→ **Challenge**
Retype the material that follows, keeping every word as it is.

→ **Extracted entries**

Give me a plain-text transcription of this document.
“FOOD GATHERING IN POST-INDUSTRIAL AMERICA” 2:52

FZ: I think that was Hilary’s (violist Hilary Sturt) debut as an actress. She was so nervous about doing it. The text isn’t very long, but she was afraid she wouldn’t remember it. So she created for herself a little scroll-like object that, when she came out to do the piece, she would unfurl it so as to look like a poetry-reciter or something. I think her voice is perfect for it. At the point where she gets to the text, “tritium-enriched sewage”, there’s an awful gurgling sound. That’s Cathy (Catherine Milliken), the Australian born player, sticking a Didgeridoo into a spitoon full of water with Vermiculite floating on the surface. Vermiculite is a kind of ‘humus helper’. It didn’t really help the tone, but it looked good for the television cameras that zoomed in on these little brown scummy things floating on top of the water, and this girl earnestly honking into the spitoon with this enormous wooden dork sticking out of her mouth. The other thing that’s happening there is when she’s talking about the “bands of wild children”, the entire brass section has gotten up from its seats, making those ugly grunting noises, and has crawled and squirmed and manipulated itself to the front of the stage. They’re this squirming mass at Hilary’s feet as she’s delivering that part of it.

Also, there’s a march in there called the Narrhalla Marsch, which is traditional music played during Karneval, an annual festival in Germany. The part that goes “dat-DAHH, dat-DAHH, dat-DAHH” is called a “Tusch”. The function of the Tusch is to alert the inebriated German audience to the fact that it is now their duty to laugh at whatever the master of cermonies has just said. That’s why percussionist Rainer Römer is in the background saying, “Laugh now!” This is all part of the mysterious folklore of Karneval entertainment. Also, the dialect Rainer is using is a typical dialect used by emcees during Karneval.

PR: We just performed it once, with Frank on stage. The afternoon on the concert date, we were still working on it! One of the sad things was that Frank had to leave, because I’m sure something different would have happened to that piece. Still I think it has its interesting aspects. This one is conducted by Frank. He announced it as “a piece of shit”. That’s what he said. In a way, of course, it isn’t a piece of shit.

→ **Answer in full**
Give me a plain-text transcription of this document.
“FOOD GATHERING IN POST-INDUSTRIAL AMERICA” 2:52

FZ: I think that was Hilary’s (violist Hilary Sturt) debut as an actress. She was so nervous about doing it. The text isn’t very long, but she was afraid she wouldn’t remember it. So she created for herself a little scroll-like object that, when she came out to do the piece, she would unfurl it so as to look like a poetry-reciter or something. I think her voice is perfect for it. At the point where she gets to the text, “tritium-enriched sewage”, there’s an awful gurgling sound. That’s Cathy (Catherine Milliken), the Australian born player, sticking a Didgeridoo into a spitoon full of water with Vermiculite floating on the surface. Vermiculite is a kind of ‘humus helper’. It didn’t really help the tone, but it looked good for the television cameras that zoomed in on these little brown scummy things floating on top of the water, and this girl earnestly honking into the spitoon with this enormous wooden dork sticking out of her mouth. The other thing that’s happening there is when she’s talking about the “bands of wild children”, the entire brass section has gotten up from its seats, making those ugly grunting noises, and has crawled and squirmed and manipulated itself to the front of the stage. They’re this squirming mass at Hilary’s feet as she’s delivering that part of it.

Also, there’s a march in there called the Narrhalla Marsch, which is traditional music played during Karneval, an annual festival in Germany. The part that goes “dat-DAHH, dat-DAHH, dat-DAHH” is called a “Tusch”. The function of the Tusch is to alert the inebriated German audience to the fact that it is now their duty to laugh at whatever the master of cermonies has just said. That’s why percussionist Rainer Römer is in the background saying, “Laugh now!” This is all part of the mysterious folklore of Karneval entertainment. Also, the dialect Rainer is using is a typical dialect used by emcees during Karneval.

PR: We just performed it once, with Frank on stage. The afternoon on the concert date, we were still working on it! One of the sad things was that Frank had to leave, because I’m sure something different would have happened to that piece. Still I think it has its interesting aspects. This one is conducted by Frank. He announced it as “a piece of shit”. That’s what he said. In a way, of course, it isn’t a piece of shit.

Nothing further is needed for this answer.